▶ Your objective: Search the material below for the word "this" and copy every line in which it occurs.

Excerpt from a dataset:
□ □ □ □
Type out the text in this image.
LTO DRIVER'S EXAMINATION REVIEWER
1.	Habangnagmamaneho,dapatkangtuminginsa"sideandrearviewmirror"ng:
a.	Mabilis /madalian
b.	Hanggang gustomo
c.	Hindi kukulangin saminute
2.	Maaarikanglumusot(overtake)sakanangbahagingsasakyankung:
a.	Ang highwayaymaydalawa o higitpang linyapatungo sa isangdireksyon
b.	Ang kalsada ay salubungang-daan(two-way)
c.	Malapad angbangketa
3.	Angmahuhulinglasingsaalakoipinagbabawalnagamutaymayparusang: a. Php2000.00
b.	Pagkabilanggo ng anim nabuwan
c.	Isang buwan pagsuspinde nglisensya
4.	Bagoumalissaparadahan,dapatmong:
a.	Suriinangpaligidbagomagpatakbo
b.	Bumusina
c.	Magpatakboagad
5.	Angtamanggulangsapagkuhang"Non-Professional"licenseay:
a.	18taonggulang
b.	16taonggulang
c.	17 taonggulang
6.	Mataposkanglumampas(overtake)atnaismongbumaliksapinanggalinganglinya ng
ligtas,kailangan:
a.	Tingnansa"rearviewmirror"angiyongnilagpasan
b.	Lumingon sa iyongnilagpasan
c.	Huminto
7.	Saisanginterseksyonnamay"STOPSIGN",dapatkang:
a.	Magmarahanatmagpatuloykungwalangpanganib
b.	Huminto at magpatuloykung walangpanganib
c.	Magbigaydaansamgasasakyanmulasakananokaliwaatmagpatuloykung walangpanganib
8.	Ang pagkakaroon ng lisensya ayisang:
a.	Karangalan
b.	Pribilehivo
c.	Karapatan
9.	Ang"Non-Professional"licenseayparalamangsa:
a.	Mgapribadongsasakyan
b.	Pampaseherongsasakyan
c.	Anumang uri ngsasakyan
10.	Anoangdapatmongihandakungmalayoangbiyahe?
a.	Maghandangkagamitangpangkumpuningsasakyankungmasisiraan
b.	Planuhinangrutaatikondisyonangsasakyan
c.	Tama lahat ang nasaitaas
□ □ □ □
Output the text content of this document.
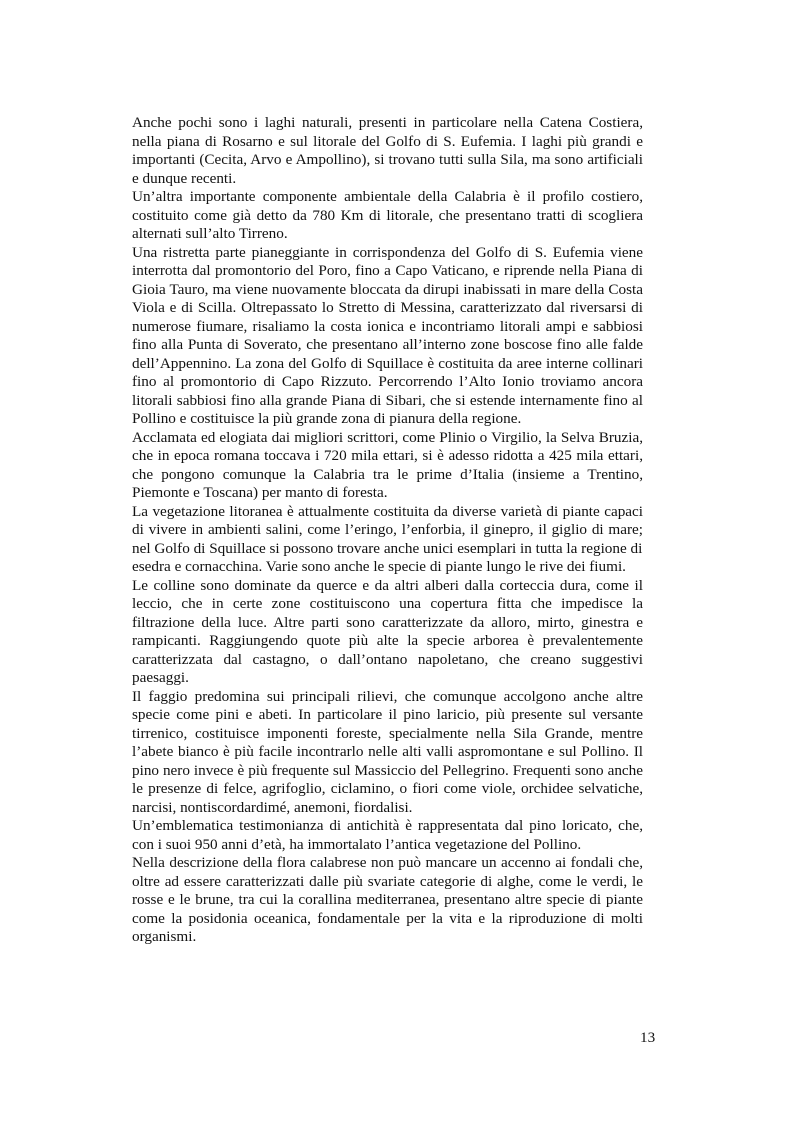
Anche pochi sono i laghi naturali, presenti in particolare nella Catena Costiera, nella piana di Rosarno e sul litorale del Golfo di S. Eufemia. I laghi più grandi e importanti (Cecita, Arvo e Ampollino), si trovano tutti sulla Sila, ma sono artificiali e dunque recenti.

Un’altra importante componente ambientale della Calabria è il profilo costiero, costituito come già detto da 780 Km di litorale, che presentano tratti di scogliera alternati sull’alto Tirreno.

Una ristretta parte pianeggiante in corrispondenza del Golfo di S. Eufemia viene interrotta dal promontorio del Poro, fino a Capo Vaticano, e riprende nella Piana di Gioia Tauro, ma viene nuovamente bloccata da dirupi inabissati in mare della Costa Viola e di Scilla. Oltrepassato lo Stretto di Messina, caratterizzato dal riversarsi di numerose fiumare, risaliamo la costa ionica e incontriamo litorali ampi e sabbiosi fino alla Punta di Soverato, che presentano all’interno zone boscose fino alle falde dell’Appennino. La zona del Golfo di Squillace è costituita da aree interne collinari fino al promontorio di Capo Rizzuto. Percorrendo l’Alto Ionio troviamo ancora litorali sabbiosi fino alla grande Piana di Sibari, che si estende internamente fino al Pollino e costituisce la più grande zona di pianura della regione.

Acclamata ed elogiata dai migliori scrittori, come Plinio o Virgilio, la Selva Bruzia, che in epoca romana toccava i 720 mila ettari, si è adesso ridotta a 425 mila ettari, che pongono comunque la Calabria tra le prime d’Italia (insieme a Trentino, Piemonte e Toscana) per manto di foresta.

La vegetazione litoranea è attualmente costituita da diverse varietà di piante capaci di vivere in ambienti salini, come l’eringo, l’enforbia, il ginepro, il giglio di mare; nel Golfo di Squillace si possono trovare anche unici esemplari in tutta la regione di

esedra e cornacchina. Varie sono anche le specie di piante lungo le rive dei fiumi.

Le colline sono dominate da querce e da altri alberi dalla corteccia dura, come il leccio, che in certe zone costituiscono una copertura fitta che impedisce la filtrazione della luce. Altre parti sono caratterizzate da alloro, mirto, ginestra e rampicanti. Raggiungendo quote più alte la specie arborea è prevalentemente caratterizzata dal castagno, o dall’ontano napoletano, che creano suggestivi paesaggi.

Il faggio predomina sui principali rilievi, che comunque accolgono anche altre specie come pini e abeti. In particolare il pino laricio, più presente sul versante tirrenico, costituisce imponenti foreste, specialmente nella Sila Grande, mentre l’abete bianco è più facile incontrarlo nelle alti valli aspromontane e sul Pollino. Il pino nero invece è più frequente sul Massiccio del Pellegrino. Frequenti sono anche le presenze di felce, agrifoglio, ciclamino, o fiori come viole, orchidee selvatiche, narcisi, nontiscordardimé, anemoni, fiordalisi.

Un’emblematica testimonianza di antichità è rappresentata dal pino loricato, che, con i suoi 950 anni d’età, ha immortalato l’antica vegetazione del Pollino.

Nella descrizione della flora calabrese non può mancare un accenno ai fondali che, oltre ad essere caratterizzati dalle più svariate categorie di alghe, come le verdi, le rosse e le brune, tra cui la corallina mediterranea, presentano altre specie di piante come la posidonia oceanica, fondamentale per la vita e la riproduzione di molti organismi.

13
□ □ □ □
▶ Exercise result:
Type out the text in this image.
Output the text content of this document.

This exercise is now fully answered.